• **Objective**
Quote every line of the material beneath this one.

BEGIN Data excerpts

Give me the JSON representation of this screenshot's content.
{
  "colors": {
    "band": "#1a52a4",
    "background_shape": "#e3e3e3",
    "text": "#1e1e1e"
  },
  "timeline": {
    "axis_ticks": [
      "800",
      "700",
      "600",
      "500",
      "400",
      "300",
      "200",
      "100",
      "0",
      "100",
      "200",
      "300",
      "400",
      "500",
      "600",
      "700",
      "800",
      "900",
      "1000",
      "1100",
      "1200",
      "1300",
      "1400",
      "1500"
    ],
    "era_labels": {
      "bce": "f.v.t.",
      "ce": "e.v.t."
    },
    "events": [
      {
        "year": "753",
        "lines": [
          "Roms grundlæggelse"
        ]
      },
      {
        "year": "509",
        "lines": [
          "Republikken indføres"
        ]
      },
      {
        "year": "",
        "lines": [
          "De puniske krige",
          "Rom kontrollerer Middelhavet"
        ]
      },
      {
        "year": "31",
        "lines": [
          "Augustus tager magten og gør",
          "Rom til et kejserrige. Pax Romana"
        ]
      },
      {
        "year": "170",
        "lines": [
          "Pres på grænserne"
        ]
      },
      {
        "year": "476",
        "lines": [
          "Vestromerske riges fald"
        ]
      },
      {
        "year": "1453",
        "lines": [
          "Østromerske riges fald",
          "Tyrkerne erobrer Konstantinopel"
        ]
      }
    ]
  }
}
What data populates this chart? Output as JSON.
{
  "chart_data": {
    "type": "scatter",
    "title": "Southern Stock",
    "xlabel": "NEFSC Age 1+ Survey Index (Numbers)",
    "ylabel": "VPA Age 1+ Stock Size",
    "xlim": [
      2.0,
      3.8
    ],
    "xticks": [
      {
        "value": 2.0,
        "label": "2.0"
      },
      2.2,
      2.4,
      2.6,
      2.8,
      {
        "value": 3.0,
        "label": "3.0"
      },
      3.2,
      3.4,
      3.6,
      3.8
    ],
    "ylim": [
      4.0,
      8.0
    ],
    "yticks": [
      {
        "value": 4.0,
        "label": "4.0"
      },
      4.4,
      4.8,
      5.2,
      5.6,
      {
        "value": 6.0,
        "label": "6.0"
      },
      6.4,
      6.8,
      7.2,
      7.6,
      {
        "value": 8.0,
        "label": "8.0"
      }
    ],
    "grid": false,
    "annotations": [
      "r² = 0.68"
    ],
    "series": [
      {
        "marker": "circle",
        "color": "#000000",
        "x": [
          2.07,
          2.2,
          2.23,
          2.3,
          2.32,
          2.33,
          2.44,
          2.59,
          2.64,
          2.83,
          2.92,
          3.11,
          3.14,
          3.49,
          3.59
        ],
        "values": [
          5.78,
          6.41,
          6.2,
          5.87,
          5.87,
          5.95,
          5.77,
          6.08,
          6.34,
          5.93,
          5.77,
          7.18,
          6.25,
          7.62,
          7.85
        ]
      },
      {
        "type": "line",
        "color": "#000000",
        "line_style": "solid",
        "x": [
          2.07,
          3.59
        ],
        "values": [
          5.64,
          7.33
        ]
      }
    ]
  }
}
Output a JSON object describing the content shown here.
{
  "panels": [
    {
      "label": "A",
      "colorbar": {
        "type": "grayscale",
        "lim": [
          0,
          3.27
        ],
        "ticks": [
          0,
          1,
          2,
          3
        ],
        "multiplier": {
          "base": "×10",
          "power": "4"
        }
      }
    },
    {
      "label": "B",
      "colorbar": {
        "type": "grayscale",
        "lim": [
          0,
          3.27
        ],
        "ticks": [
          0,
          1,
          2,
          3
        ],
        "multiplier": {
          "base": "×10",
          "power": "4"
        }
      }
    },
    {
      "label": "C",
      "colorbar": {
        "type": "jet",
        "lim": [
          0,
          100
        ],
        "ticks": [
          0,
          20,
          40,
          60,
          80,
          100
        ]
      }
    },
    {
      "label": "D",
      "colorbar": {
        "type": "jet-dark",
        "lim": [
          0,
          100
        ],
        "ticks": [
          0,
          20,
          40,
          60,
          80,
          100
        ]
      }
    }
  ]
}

END Data excerpts

• **Task result**
Give me the JSON representation of this screenshot's content.
{
  "colors": {
    "band": "#1a52a4",
    "background_shape": "#e3e3e3",
    "text": "#1e1e1e"
  },
  "timeline": {
    "axis_ticks": [
      "800",
      "700",
      "600",
      "500",
      "400",
      "300",
      "200",
      "100",
      "0",
      "100",
      "200",
      "300",
      "400",
      "500",
      "600",
      "700",
      "800",
      "900",
      "1000",
      "1100",
      "1200",
      "1300",
      "1400",
      "1500"
    ],
    "era_labels": {
      "bce": "f.v.t.",
      "ce": "e.v.t."
    },
    "events": [
      {
        "year": "753",
        "lines": [
          "Roms grundlæggelse"
        ]
      },
      {
        "year": "509",
        "lines": [
          "Republikken indføres"
        ]
      },
      {
        "year": "",
        "lines": [
          "De puniske krige",
          "Rom kontrollerer Middelhavet"
        ]
      },
      {
        "year": "31",
        "lines": [
          "Augustus tager magten og gør",
          "Rom til et kejserrige. Pax Romana"
        ]
      },
      {
        "year": "170",
        "lines": [
          "Pres på grænserne"
        ]
      },
      {
        "year": "476",
        "lines": [
          "Vestromerske riges fald"
        ]
      },
      {
        "year": "1453",
        "lines": [
          "Østromerske riges fald",
          "Tyrkerne erobrer Konstantinopel"
        ]
      }
    ]
  }
}
What data populates this chart? Output as JSON.
{
  "chart_data": {
    "type": "scatter",
    "title": "Southern Stock",
    "xlabel": "NEFSC Age 1+ Survey Index (Numbers)",
    "ylabel": "VPA Age 1+ Stock Size",
    "xlim": [
      2.0,
      3.8
    ],
    "xticks": [
      {
        "value": 2.0,
        "label": "2.0"
      },
      2.2,
      2.4,
      2.6,
      2.8,
      {
        "value": 3.0,
        "label": "3.0"
      },
      3.2,
      3.4,
      3.6,
      3.8
    ],
    "ylim": [
      4.0,
      8.0
    ],
    "yticks": [
      {
        "value": 4.0,
        "label": "4.0"
      },
      4.4,
      4.8,
      5.2,
      5.6,
      {
        "value": 6.0,
        "label": "6.0"
      },
      6.4,
      6.8,
      7.2,
      7.6,
      {
        "value": 8.0,
        "label": "8.0"
      }
    ],
    "grid": false,
    "annotations": [
      "r² = 0.68"
    ],
    "series": [
      {
        "marker": "circle",
        "color": "#000000",
        "x": [
          2.07,
          2.2,
          2.23,
          2.3,
          2.32,
          2.33,
          2.44,
          2.59,
          2.64,
          2.83,
          2.92,
          3.11,
          3.14,
          3.49,
          3.59
        ],
        "values": [
          5.78,
          6.41,
          6.2,
          5.87,
          5.87,
          5.95,
          5.77,
          6.08,
          6.34,
          5.93,
          5.77,
          7.18,
          6.25,
          7.62,
          7.85
        ]
      },
      {
        "type": "line",
        "color": "#000000",
        "line_style": "solid",
        "x": [
          2.07,
          3.59
        ],
        "values": [
          5.64,
          7.33
        ]
      }
    ]
  }
}
Output a JSON object describing the content shown here.
{
  "panels": [
    {
      "label": "A",
      "colorbar": {
        "type": "grayscale",
        "lim": [
          0,
          3.27
        ],
        "ticks": [
          0,
          1,
          2,
          3
        ],
        "multiplier": {
          "base": "×10",
          "power": "4"
        }
      }
    },
    {
      "label": "B",
      "colorbar": {
        "type": "grayscale",
        "lim": [
          0,
          3.27
        ],
        "ticks": [
          0,
          1,
          2,
          3
        ],
        "multiplier": {
          "base": "×10",
          "power": "4"
        }
      }
    },
    {
      "label": "C",
      "colorbar": {
        "type": "jet",
        "lim": [
          0,
          100
        ],
        "ticks": [
          0,
          20,
          40,
          60,
          80,
          100
        ]
      }
    },
    {
      "label": "D",
      "colorbar": {
        "type": "jet-dark",
        "lim": [
          0,
          100
        ],
        "ticks": [
          0,
          20,
          40,
          60,
          80,
          100
        ]
      }
    }
  ]
}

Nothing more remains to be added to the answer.